>> begin Input data

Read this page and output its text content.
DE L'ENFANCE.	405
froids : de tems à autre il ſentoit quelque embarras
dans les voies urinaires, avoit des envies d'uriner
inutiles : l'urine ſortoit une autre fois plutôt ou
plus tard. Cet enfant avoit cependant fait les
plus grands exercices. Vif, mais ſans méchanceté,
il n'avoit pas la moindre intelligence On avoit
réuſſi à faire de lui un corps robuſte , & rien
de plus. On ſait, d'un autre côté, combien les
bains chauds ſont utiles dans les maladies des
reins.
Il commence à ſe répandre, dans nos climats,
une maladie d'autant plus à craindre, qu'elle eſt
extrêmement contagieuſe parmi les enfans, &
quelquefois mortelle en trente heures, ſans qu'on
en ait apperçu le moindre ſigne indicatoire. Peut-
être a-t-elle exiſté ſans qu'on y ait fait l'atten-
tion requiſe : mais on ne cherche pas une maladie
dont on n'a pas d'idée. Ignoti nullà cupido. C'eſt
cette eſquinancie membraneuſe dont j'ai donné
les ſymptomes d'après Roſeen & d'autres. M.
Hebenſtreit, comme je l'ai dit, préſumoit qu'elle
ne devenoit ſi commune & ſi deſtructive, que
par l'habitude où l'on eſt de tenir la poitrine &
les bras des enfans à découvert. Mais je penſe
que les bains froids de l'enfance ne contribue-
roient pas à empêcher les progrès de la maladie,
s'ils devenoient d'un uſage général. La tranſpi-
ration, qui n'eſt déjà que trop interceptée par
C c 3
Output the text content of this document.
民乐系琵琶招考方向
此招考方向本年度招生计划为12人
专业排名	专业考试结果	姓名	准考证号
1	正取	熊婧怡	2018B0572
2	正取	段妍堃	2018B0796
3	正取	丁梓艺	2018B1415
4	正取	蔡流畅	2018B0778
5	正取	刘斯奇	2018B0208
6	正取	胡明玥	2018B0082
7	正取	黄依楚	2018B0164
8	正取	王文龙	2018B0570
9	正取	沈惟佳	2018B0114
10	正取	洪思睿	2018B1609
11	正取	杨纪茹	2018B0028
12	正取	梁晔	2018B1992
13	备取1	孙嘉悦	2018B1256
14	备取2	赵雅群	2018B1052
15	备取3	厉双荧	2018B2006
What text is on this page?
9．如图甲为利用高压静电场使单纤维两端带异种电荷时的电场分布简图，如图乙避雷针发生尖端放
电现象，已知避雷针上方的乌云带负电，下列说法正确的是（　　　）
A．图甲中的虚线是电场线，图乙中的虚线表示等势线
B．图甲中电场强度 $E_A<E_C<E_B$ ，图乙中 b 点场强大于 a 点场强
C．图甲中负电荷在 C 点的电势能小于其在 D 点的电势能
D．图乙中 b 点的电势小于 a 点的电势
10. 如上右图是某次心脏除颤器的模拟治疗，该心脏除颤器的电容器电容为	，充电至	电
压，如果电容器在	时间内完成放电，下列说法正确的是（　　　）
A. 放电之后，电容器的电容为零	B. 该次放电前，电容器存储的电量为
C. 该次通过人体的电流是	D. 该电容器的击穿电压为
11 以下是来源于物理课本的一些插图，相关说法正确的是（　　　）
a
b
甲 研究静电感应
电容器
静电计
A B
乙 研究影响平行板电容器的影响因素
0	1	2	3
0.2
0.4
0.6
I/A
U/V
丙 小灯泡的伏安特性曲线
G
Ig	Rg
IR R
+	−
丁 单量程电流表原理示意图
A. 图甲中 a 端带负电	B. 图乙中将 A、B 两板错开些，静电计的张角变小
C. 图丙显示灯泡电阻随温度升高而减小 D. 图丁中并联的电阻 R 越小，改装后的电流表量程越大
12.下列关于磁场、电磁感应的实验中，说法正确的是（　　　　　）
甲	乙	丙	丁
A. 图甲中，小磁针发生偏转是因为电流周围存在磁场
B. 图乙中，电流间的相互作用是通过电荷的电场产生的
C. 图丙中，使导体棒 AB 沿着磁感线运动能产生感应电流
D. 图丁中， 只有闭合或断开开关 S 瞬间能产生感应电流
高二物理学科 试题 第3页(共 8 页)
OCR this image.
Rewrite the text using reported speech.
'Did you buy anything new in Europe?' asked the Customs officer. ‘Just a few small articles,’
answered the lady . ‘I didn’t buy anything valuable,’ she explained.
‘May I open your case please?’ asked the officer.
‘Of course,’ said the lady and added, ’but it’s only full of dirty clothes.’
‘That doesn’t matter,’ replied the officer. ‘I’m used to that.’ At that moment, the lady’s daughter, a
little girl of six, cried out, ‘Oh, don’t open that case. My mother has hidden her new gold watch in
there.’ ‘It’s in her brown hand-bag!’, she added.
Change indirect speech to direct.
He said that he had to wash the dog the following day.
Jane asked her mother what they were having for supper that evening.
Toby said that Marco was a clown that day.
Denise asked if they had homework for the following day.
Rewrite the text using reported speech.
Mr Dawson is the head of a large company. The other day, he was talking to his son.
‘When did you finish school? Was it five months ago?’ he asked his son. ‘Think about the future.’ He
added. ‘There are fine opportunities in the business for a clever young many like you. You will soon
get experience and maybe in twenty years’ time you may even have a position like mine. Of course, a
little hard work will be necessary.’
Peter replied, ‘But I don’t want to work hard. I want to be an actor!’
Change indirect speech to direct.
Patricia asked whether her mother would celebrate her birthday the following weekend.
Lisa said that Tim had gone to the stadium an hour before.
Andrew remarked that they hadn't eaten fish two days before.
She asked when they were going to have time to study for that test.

>> end Input data

> [Short task]: Write the data back out verbatim.

> [Response]:
Read this page and output its text content.
DE L'ENFANCE.	405
froids : de tems à autre il ſentoit quelque embarras
dans les voies urinaires, avoit des envies d'uriner
inutiles : l'urine ſortoit une autre fois plutôt ou
plus tard. Cet enfant avoit cependant fait les
plus grands exercices. Vif, mais ſans méchanceté,
il n'avoit pas la moindre intelligence On avoit
réuſſi à faire de lui un corps robuſte , & rien
de plus. On ſait, d'un autre côté, combien les
bains chauds ſont utiles dans les maladies des
reins.
Il commence à ſe répandre, dans nos climats,
une maladie d'autant plus à craindre, qu'elle eſt
extrêmement contagieuſe parmi les enfans, &
quelquefois mortelle en trente heures, ſans qu'on
en ait apperçu le moindre ſigne indicatoire. Peut-
être a-t-elle exiſté ſans qu'on y ait fait l'atten-
tion requiſe : mais on ne cherche pas une maladie
dont on n'a pas d'idée. Ignoti nullà cupido. C'eſt
cette eſquinancie membraneuſe dont j'ai donné
les ſymptomes d'après Roſeen & d'autres. M.
Hebenſtreit, comme je l'ai dit, préſumoit qu'elle
ne devenoit ſi commune & ſi deſtructive, que
par l'habitude où l'on eſt de tenir la poitrine &
les bras des enfans à découvert. Mais je penſe
que les bains froids de l'enfance ne contribue-
roient pas à empêcher les progrès de la maladie,
s'ils devenoient d'un uſage général. La tranſpi-
ration, qui n'eſt déjà que trop interceptée par
C c 3
Output the text content of this document.
民乐系琵琶招考方向
此招考方向本年度招生计划为12人
专业排名	专业考试结果	姓名	准考证号
1	正取	熊婧怡	2018B0572
2	正取	段妍堃	2018B0796
3	正取	丁梓艺	2018B1415
4	正取	蔡流畅	2018B0778
5	正取	刘斯奇	2018B0208
6	正取	胡明玥	2018B0082
7	正取	黄依楚	2018B0164
8	正取	王文龙	2018B0570
9	正取	沈惟佳	2018B0114
10	正取	洪思睿	2018B1609
11	正取	杨纪茹	2018B0028
12	正取	梁晔	2018B1992
13	备取1	孙嘉悦	2018B1256
14	备取2	赵雅群	2018B1052
15	备取3	厉双荧	2018B2006
What text is on this page?
9．如图甲为利用高压静电场使单纤维两端带异种电荷时的电场分布简图，如图乙避雷针发生尖端放
电现象，已知避雷针上方的乌云带负电，下列说法正确的是（　　　）
A．图甲中的虚线是电场线，图乙中的虚线表示等势线
B．图甲中电场强度 $E_A<E_C<E_B$ ，图乙中 b 点场强大于 a 点场强
C．图甲中负电荷在 C 点的电势能小于其在 D 点的电势能
D．图乙中 b 点的电势小于 a 点的电势
10. 如上右图是某次心脏除颤器的模拟治疗，该心脏除颤器的电容器电容为	，充电至	电
压，如果电容器在	时间内完成放电，下列说法正确的是（　　　）
A. 放电之后，电容器的电容为零	B. 该次放电前，电容器存储的电量为
C. 该次通过人体的电流是	D. 该电容器的击穿电压为
11 以下是来源于物理课本的一些插图，相关说法正确的是（　　　）
a
b
甲 研究静电感应
电容器
静电计
A B
乙 研究影响平行板电容器的影响因素
0	1	2	3
0.2
0.4
0.6
I/A
U/V
丙 小灯泡的伏安特性曲线
G
Ig	Rg
IR R
+	−
丁 单量程电流表原理示意图
A. 图甲中 a 端带负电	B. 图乙中将 A、B 两板错开些，静电计的张角变小
C. 图丙显示灯泡电阻随温度升高而减小 D. 图丁中并联的电阻 R 越小，改装后的电流表量程越大
12.下列关于磁场、电磁感应的实验中，说法正确的是（　　　　　）
甲	乙	丙	丁
A. 图甲中，小磁针发生偏转是因为电流周围存在磁场
B. 图乙中，电流间的相互作用是通过电荷的电场产生的
C. 图丙中，使导体棒 AB 沿着磁感线运动能产生感应电流
D. 图丁中， 只有闭合或断开开关 S 瞬间能产生感应电流
高二物理学科 试题 第3页(共 8 页)
OCR this image.
Rewrite the text using reported speech.
'Did you buy anything new in Europe?' asked the Customs officer. ‘Just a few small articles,’
answered the lady . ‘I didn’t buy anything valuable,’ she explained.
‘May I open your case please?’ asked the officer.
‘Of course,’ said the lady and added, ’but it’s only full of dirty clothes.’
‘That doesn’t matter,’ replied the officer. ‘I’m used to that.’ At that moment, the lady’s daughter, a
little girl of six, cried out, ‘Oh, don’t open that case. My mother has hidden her new gold watch in
there.’ ‘It’s in her brown hand-bag!’, she added.
Change indirect speech to direct.
He said that he had to wash the dog the following day.
Jane asked her mother what they were having for supper that evening.
Toby said that Marco was a clown that day.
Denise asked if they had homework for the following day.
Rewrite the text using reported speech.
Mr Dawson is the head of a large company. The other day, he was talking to his son.
‘When did you finish school? Was it five months ago?’ he asked his son. ‘Think about the future.’ He
added. ‘There are fine opportunities in the business for a clever young many like you. You will soon
get experience and maybe in twenty years’ time you may even have a position like mine. Of course, a
little hard work will be necessary.’
Peter replied, ‘But I don’t want to work hard. I want to be an actor!’
Change indirect speech to direct.
Patricia asked whether her mother would celebrate her birthday the following weekend.
Lisa said that Tim had gone to the stadium an hour before.
Andrew remarked that they hadn't eaten fish two days before.
She asked when they were going to have time to study for that test.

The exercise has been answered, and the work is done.